Problem statement => In the entries below, find every line holding the string "dates" and collect it.
***** Extracted material *****
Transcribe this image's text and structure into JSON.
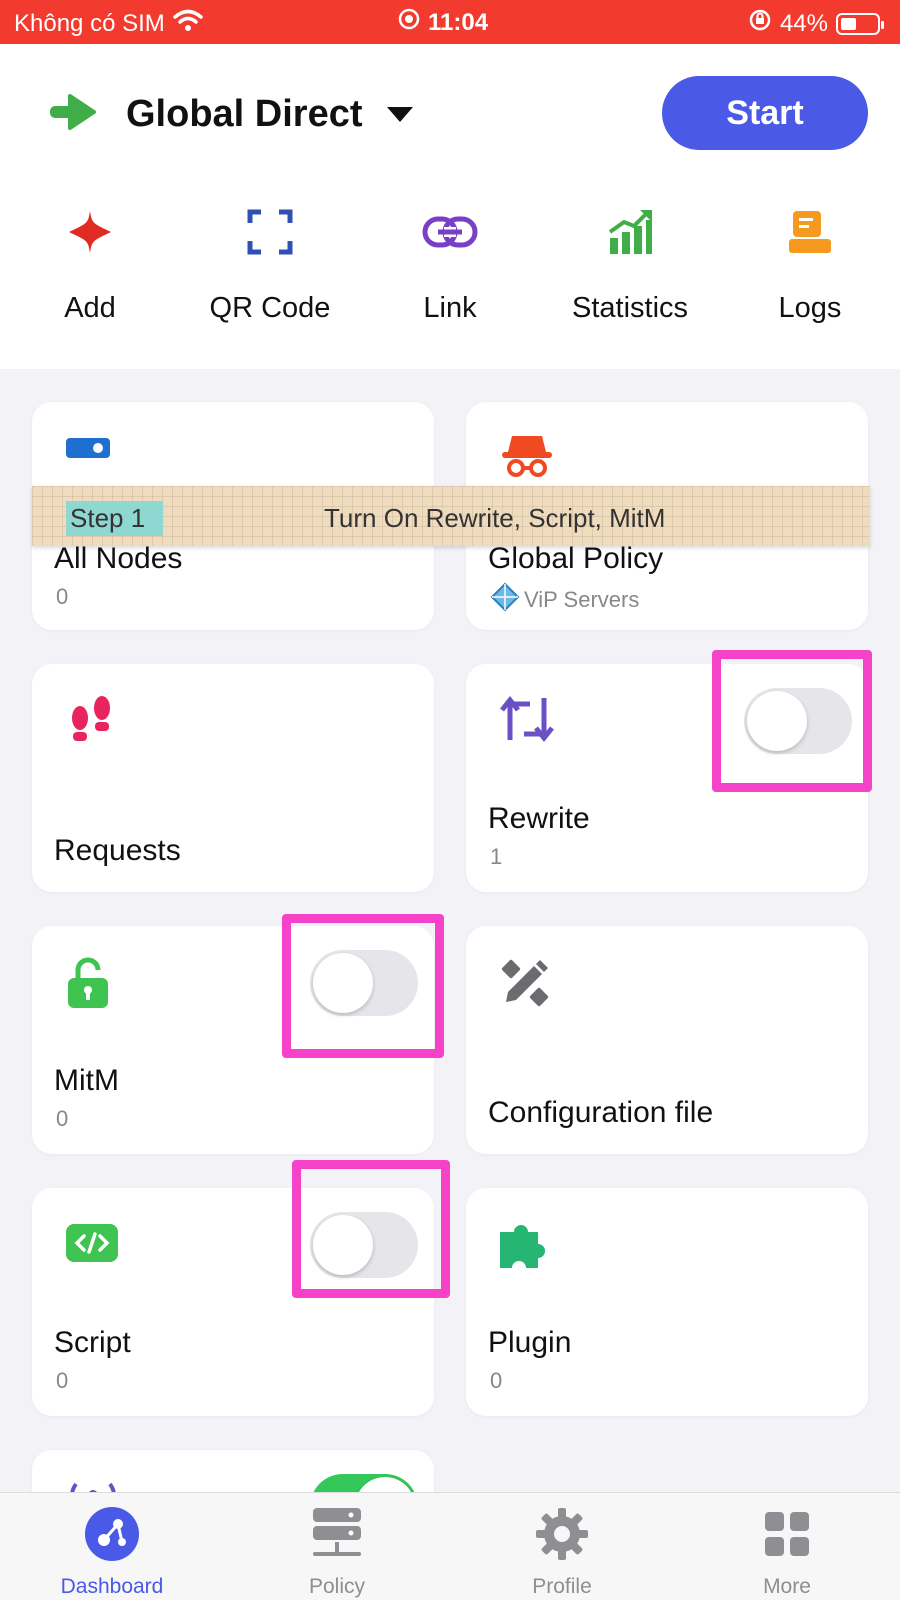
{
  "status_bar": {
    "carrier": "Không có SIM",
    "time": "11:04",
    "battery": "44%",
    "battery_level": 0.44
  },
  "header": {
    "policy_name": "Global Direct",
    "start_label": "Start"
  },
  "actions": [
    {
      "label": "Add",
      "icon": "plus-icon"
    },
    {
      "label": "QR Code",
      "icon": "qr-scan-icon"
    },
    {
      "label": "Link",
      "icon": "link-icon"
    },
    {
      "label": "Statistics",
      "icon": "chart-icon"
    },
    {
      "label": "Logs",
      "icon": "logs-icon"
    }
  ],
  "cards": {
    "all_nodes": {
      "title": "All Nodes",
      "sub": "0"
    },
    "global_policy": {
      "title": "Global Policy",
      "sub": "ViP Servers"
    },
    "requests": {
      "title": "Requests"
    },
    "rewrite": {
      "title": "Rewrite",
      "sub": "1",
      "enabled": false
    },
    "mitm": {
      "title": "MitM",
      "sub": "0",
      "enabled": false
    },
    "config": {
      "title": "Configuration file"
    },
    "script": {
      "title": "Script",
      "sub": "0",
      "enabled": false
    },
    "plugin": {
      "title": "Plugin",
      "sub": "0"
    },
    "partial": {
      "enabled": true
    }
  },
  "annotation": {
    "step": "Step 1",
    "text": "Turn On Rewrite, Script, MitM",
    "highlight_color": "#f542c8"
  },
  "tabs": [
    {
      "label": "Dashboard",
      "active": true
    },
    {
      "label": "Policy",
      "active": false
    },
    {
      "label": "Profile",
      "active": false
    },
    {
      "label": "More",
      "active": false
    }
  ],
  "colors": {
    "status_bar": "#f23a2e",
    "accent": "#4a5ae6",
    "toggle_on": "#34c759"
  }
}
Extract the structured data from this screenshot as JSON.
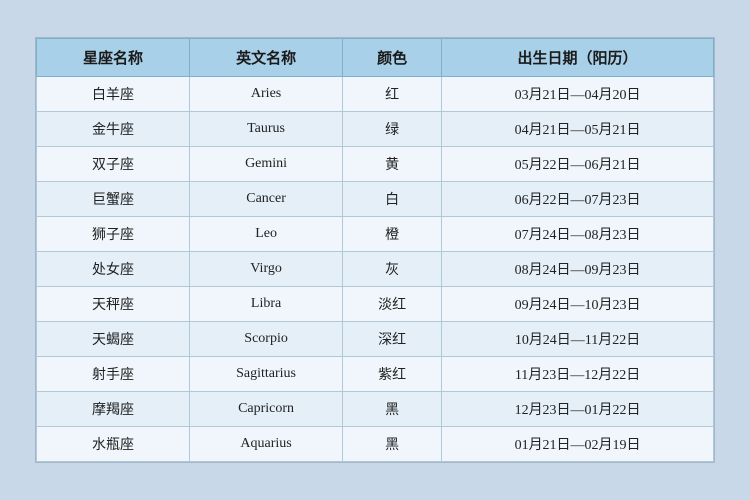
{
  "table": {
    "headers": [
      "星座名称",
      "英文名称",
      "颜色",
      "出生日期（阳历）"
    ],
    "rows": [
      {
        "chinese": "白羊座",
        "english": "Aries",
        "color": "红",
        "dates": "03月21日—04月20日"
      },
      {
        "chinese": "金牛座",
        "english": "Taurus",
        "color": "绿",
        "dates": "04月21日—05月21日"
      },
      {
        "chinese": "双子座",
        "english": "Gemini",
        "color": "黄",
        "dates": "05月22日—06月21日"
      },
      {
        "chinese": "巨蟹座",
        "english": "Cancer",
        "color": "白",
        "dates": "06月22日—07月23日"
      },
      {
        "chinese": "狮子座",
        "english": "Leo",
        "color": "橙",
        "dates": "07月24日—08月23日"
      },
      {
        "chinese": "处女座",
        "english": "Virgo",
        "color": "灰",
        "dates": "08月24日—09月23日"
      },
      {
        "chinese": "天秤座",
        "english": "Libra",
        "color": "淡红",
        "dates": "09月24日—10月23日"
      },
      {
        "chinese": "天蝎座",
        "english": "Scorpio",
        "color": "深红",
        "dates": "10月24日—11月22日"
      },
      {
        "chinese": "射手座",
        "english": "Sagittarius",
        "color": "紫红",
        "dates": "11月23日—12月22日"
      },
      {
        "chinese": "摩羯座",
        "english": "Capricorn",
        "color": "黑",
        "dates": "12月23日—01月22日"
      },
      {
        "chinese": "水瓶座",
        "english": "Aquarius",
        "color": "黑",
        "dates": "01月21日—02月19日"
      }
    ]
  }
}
*****
Task result =>
        "dates": "03月21日—04月20日"
        "dates": "04月21日—05月21日"
        "dates": "05月22日—06月21日"
        "dates": "06月22日—07月23日"
        "dates": "07月24日—08月23日"
        "dates": "08月24日—09月23日"
        "dates": "09月24日—10月23日"
        "dates": "10月24日—11月22日"
        "dates": "11月23日—12月22日"
        "dates": "12月23日—01月22日"
        "dates": "01月21日—02月19日"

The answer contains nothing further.